- _LISTING_
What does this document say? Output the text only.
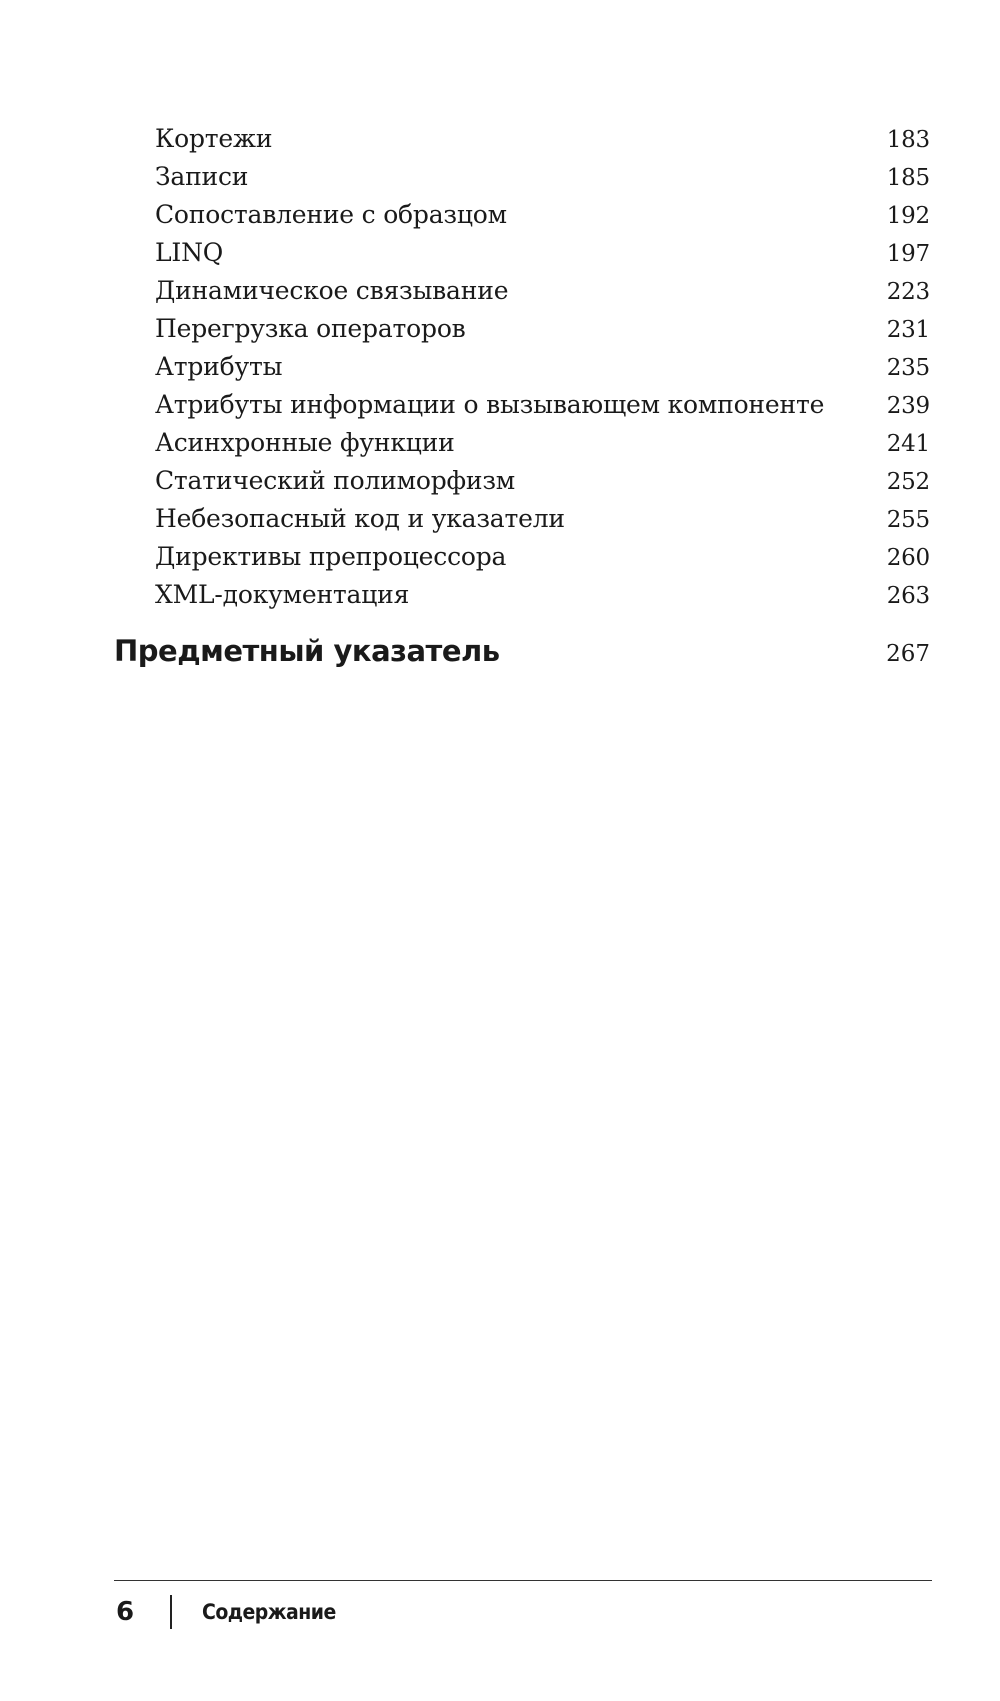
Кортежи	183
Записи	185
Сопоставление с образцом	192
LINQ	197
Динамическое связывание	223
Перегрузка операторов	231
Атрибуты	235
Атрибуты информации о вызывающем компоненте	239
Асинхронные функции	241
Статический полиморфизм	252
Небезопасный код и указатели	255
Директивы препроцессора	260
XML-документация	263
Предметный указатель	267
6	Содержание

* * *

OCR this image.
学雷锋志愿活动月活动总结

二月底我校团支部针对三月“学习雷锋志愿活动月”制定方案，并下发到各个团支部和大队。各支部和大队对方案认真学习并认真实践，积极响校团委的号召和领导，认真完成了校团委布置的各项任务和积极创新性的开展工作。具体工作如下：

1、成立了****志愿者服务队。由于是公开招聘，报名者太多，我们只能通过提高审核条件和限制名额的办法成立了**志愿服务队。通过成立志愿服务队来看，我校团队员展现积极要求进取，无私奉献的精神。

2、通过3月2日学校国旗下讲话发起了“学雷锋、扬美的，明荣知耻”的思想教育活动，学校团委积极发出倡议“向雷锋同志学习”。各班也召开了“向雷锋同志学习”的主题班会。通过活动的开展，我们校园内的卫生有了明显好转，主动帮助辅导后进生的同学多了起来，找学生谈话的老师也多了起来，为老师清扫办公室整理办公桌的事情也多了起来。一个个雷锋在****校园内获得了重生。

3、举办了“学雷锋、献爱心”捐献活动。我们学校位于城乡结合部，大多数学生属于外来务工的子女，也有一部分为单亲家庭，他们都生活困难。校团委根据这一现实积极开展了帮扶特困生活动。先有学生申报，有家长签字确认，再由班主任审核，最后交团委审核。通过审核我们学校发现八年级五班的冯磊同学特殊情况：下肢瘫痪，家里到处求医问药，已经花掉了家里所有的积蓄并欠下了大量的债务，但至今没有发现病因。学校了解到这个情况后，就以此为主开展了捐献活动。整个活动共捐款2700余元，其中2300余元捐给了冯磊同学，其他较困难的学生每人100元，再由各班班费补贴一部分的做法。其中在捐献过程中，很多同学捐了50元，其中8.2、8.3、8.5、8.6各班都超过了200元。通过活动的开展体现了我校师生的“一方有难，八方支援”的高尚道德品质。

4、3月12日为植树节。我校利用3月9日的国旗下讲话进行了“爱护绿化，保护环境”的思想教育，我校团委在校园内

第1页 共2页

- _AIM_
In the entries above, how many lines hold the word "this"? State the number and nothing else.

- _PROBLEM SOLUTION_
2